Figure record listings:
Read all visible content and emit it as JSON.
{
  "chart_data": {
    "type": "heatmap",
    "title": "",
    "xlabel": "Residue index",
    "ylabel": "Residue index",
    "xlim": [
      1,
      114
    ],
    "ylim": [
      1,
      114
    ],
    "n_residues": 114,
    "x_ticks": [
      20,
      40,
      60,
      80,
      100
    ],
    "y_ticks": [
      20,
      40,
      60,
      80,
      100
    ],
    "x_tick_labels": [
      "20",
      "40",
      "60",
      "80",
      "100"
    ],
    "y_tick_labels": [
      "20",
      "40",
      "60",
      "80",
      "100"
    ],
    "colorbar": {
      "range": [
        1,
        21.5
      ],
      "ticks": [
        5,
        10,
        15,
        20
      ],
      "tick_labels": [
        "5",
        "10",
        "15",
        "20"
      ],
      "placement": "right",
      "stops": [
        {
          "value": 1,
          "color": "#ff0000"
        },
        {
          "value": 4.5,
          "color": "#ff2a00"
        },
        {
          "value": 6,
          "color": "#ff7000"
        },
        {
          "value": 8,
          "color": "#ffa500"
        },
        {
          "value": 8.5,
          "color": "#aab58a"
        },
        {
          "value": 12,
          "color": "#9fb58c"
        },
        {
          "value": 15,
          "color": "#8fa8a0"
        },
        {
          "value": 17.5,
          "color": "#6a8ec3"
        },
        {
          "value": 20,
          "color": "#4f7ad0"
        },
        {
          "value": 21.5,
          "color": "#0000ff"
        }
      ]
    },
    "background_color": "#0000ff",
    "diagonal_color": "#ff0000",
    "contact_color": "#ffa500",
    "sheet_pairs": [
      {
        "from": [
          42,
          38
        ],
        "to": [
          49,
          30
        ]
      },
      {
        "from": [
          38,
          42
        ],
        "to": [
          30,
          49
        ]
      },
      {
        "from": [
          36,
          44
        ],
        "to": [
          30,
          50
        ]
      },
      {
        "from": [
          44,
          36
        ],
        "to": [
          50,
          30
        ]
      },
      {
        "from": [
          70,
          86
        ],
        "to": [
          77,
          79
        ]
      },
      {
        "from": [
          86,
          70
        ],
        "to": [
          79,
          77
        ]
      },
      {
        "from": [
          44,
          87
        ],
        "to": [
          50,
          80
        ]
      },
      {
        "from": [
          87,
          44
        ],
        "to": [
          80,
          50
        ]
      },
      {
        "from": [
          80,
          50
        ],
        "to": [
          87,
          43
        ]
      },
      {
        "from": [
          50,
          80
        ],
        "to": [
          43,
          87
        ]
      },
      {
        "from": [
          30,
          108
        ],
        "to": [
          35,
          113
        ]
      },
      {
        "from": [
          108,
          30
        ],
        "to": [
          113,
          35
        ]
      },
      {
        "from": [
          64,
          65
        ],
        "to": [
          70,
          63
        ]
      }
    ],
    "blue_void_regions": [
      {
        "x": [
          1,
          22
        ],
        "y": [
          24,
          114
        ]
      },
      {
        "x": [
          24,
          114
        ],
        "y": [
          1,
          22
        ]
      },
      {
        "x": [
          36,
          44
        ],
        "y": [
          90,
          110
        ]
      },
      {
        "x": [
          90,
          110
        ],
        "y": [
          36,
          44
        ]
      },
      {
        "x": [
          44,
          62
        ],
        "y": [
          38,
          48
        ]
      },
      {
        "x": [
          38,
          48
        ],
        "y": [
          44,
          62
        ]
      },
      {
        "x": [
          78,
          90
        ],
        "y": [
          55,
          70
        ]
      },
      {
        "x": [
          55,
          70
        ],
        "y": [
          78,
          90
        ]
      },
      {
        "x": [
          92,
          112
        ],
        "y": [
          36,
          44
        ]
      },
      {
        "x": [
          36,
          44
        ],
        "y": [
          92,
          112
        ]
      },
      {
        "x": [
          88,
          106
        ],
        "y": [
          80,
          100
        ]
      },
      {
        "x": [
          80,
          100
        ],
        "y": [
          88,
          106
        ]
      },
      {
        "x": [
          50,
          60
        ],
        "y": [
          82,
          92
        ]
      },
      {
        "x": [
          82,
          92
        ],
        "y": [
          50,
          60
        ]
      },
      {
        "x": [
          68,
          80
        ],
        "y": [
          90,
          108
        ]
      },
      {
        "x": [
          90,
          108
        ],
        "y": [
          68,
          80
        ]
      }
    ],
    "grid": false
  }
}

What you have to do:
Copy each line holding the word "value" from the listing above.

Output of the exercise:
          "value": 1,
          "value": 4.5,
          "value": 6,
          "value": 8,
          "value": 8.5,
          "value": 12,
          "value": 15,
          "value": 17.5,
          "value": 20,
          "value": 21.5,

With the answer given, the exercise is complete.